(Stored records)
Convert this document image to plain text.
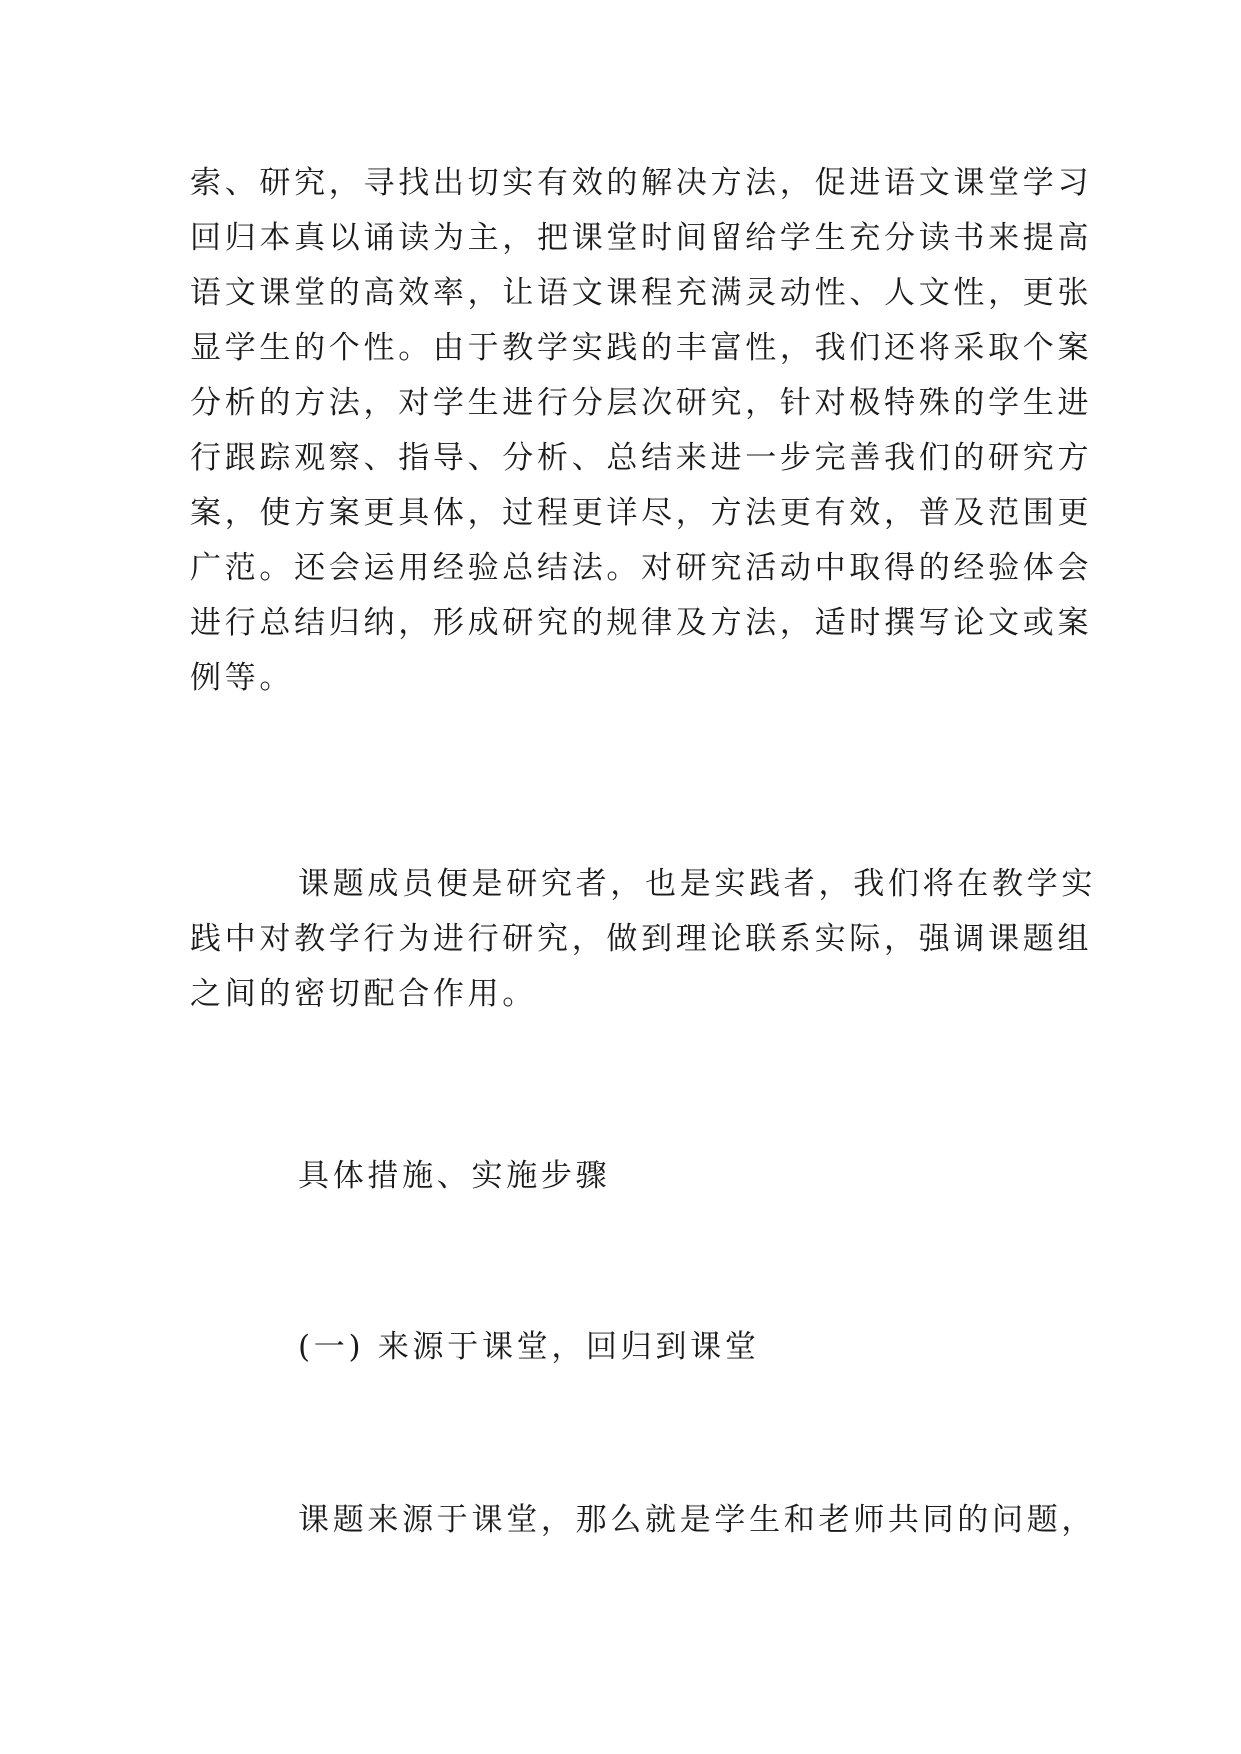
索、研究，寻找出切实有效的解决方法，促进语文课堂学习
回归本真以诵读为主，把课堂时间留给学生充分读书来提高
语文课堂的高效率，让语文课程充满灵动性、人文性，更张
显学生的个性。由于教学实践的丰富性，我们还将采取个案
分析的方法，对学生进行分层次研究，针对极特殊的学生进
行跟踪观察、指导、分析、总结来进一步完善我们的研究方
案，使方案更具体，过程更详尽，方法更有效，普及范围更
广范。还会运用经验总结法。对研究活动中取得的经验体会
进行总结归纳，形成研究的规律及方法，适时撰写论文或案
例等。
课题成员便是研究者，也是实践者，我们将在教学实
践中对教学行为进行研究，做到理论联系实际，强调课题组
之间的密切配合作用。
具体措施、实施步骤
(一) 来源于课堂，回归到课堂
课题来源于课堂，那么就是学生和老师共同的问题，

--

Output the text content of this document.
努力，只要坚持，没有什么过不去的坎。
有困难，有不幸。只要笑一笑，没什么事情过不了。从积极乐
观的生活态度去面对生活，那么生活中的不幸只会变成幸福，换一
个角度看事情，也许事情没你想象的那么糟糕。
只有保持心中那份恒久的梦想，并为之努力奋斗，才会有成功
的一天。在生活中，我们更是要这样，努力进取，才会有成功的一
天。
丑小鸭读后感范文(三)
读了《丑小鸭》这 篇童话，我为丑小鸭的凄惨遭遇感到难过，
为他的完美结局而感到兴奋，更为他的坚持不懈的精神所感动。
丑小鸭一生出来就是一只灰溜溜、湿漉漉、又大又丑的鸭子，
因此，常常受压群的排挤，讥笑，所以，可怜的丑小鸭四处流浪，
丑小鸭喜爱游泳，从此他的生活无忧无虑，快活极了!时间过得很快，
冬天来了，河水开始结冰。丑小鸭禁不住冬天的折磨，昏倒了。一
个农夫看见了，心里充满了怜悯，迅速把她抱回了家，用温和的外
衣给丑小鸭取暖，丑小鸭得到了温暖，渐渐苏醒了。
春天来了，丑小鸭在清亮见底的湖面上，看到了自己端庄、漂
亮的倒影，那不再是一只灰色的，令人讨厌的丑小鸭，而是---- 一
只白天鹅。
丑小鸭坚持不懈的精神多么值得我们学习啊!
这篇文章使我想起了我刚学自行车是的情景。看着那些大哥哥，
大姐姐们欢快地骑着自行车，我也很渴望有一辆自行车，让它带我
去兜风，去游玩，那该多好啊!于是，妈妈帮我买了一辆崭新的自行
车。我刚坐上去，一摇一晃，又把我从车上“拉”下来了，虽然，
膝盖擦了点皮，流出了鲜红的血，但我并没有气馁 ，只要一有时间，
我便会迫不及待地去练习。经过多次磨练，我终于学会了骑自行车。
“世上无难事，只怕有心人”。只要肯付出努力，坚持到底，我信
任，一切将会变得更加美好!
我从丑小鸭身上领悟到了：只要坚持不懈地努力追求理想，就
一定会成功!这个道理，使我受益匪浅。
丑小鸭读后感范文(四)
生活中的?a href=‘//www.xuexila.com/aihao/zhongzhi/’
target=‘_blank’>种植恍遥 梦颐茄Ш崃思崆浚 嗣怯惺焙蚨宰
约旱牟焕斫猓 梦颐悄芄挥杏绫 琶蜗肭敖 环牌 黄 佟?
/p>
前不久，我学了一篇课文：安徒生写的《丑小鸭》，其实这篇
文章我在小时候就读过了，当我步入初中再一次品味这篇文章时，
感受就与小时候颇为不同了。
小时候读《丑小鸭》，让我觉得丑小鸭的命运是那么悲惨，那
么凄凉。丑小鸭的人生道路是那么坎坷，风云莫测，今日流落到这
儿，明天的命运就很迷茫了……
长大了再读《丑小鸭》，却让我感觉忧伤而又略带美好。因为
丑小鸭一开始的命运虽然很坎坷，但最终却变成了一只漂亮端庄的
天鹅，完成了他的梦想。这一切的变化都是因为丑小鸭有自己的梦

* * *

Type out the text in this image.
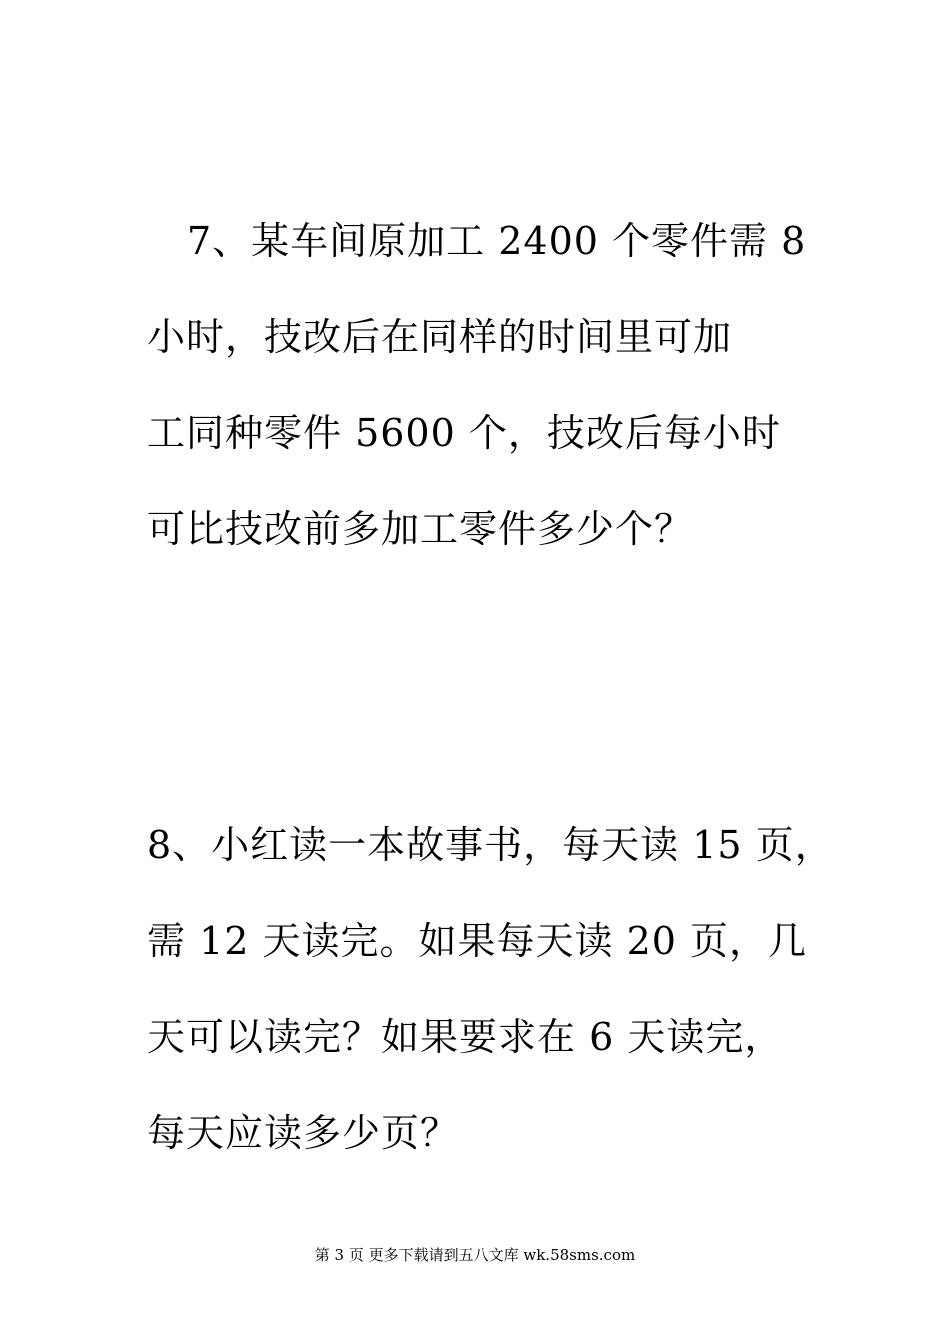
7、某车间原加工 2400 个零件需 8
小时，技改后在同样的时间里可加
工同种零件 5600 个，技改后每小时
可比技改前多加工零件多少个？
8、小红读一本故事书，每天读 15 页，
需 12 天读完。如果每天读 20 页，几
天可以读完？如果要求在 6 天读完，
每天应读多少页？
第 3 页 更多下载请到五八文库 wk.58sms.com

REQUIREMENTS
Working from the material above, state how many lines contain "image"; give only the number.

REPLY
2